[Saved entries]
>> Begin

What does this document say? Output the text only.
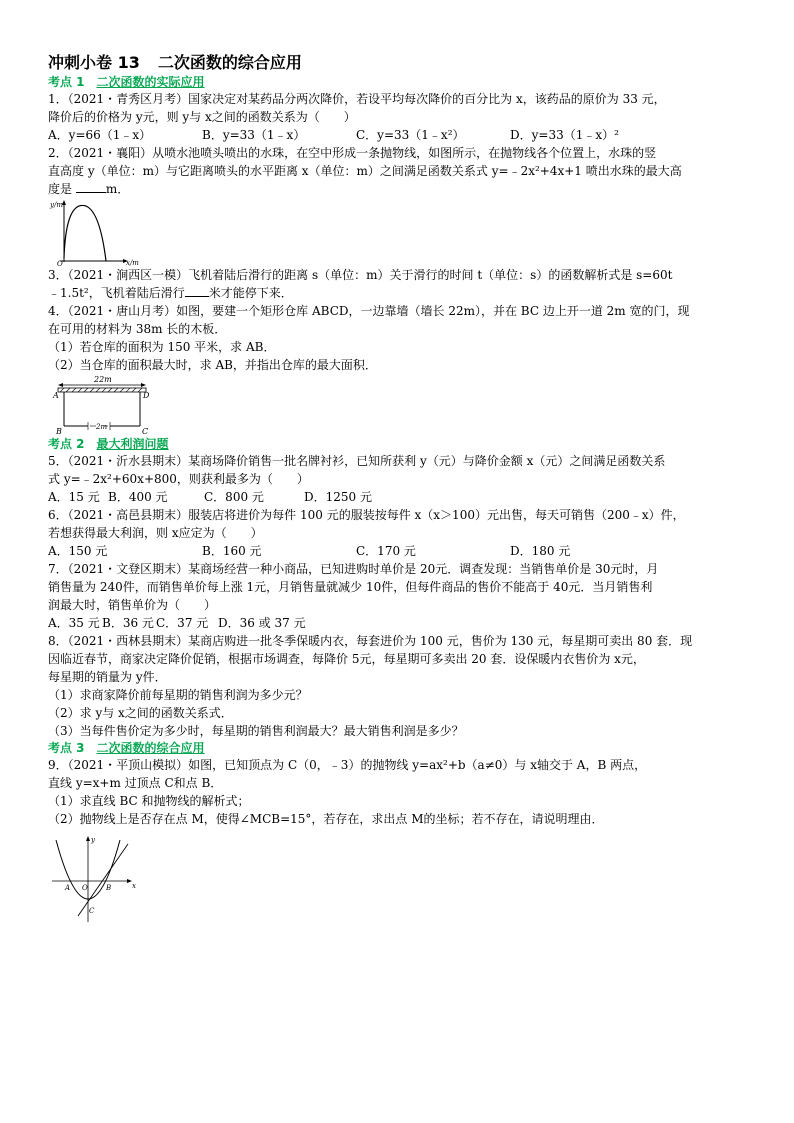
冲刺小卷 13 二次函数的综合应用
考点 1 二次函数的实际应用
1．（2021・青秀区月考）国家决定对某药品分两次降价，若设平均每次降价的百分比为 x，该药品的原价为 33 元，
降价后的价格为 y元，则 y与 x之间的函数关系为（　　）
A．y=66（1﹣x）	B．y=33（1﹣x）	C．y=33（1﹣x²）	D．y=33（1﹣x）²
2．（2021・襄阳）从喷水池喷头喷出的水珠，在空中形成一条抛物线，如图所示，在抛物线各个位置上，水珠的竖
直高度 y（单位：m）与它距离喷头的水平距离 x（单位：m）之间满足函数关系式 y=﹣2x²+4x+1 喷出水珠的最大高
度是	m．
y/m
x/m
O
3．（2021・涧西区一模）飞机着陆后滑行的距离 s（单位：m）关于滑行的时间 t（单位：s）的函数解析式是 s=60t
﹣1.5t²，飞机着陆后滑行 米才能停下来．
4．（2021・唐山月考）如图，要建一个矩形仓库 ABCD，一边靠墙（墙长 22m），并在 BC 边上开一道 2m 宽的门，现
在可用的材料为 38m 长的木板．
（1）若仓库的面积为 150 平米，求 AB．
（2）当仓库的面积最大时，求 AB，并指出仓库的最大面积．
22m
2m
A	D
B	C
考点 2 最大利润问题
5．（2021・沂水县期末）某商场降价销售一批名牌衬衫，已知所获利 y（元）与降价金额 x（元）之间满足函数关系
式 y=﹣2x²+60x+800，则获利最多为（　　）
A．15 元 B．400 元	C．800 元	D．1250 元
6．（2021・高邑县期末）服装店将进价为每件 100 元的服装按每件 x（x＞100）元出售，每天可销售（200﹣x）件，
若想获得最大利润，则 x应定为（　　）
A．150 元	B．160 元	C．170 元	D．180 元
7．（2021・文登区期末）某商场经营一种小商品，已知进购时单价是 20元．调查发现：当销售单价是 30元时，月
销售量为 240件，而销售单价每上涨 1元，月销售量就减少 10件，但每件商品的售价不能高于 40元．当月销售利
润最大时，销售单价为（　　）
A．35 元 B．36 元 C．37 元 D．36 或 37 元
8．（2021・西林县期末）某商店购进一批冬季保暖内衣，每套进价为 100 元，售价为 130 元，每星期可卖出 80 套．现
因临近春节，商家决定降价促销，根据市场调查，每降价 5元，每星期可多卖出 20 套．设保暖内衣售价为 x元，
每星期的销量为 y件．
（1）求商家降价前每星期的销售利润为多少元？
（2）求 y与 x之间的函数关系式．
（3）当每件售价定为多少时，每星期的销售利润最大？最大销售利润是多少？
考点 3 二次函数的综合应用
9．（2021・平顶山模拟）如图，已知顶点为 C（0，﹣3）的抛物线 y=ax²+b（a≠0）与 x轴交于 A，B 两点，
直线 y=x+m 过顶点 C和点 B．
（1）求直线 BC 和抛物线的解析式；
（2）抛物线上是否存在点 M，使得∠MCB=15°，若存在，求出点 M的坐标；若不存在，请说明理由．
y
x
A O	B
C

>> End

— REQUIRED TASK —
Write out every entry again word for word, without any of the pictures.

— SOLUTION TO THIS EXERCISE —
What does this document say? Output the text only.
冲刺小卷 13 二次函数的综合应用
考点 1 二次函数的实际应用
1．（2021・青秀区月考）国家决定对某药品分两次降价，若设平均每次降价的百分比为 x，该药品的原价为 33 元，
降价后的价格为 y元，则 y与 x之间的函数关系为（　　）
A．y=66（1﹣x）	B．y=33（1﹣x）	C．y=33（1﹣x²）	D．y=33（1﹣x）²
2．（2021・襄阳）从喷水池喷头喷出的水珠，在空中形成一条抛物线，如图所示，在抛物线各个位置上，水珠的竖
直高度 y（单位：m）与它距离喷头的水平距离 x（单位：m）之间满足函数关系式 y=﹣2x²+4x+1 喷出水珠的最大高
度是	m．
y/m
x/m
O
3．（2021・涧西区一模）飞机着陆后滑行的距离 s（单位：m）关于滑行的时间 t（单位：s）的函数解析式是 s=60t
﹣1.5t²，飞机着陆后滑行 米才能停下来．
4．（2021・唐山月考）如图，要建一个矩形仓库 ABCD，一边靠墙（墙长 22m），并在 BC 边上开一道 2m 宽的门，现
在可用的材料为 38m 长的木板．
（1）若仓库的面积为 150 平米，求 AB．
（2）当仓库的面积最大时，求 AB，并指出仓库的最大面积．
22m
2m
A	D
B	C
考点 2 最大利润问题
5．（2021・沂水县期末）某商场降价销售一批名牌衬衫，已知所获利 y（元）与降价金额 x（元）之间满足函数关系
式 y=﹣2x²+60x+800，则获利最多为（　　）
A．15 元 B．400 元	C．800 元	D．1250 元
6．（2021・高邑县期末）服装店将进价为每件 100 元的服装按每件 x（x＞100）元出售，每天可销售（200﹣x）件，
若想获得最大利润，则 x应定为（　　）
A．150 元	B．160 元	C．170 元	D．180 元
7．（2021・文登区期末）某商场经营一种小商品，已知进购时单价是 20元．调查发现：当销售单价是 30元时，月
销售量为 240件，而销售单价每上涨 1元，月销售量就减少 10件，但每件商品的售价不能高于 40元．当月销售利
润最大时，销售单价为（　　）
A．35 元 B．36 元 C．37 元 D．36 或 37 元
8．（2021・西林县期末）某商店购进一批冬季保暖内衣，每套进价为 100 元，售价为 130 元，每星期可卖出 80 套．现
因临近春节，商家决定降价促销，根据市场调查，每降价 5元，每星期可多卖出 20 套．设保暖内衣售价为 x元，
每星期的销量为 y件．
（1）求商家降价前每星期的销售利润为多少元？
（2）求 y与 x之间的函数关系式．
（3）当每件售价定为多少时，每星期的销售利润最大？最大销售利润是多少？
考点 3 二次函数的综合应用
9．（2021・平顶山模拟）如图，已知顶点为 C（0，﹣3）的抛物线 y=ax²+b（a≠0）与 x轴交于 A，B 两点，
直线 y=x+m 过顶点 C和点 B．
（1）求直线 BC 和抛物线的解析式；
（2）抛物线上是否存在点 M，使得∠MCB=15°，若存在，求出点 M的坐标；若不存在，请说明理由．
y
x
A O	B
C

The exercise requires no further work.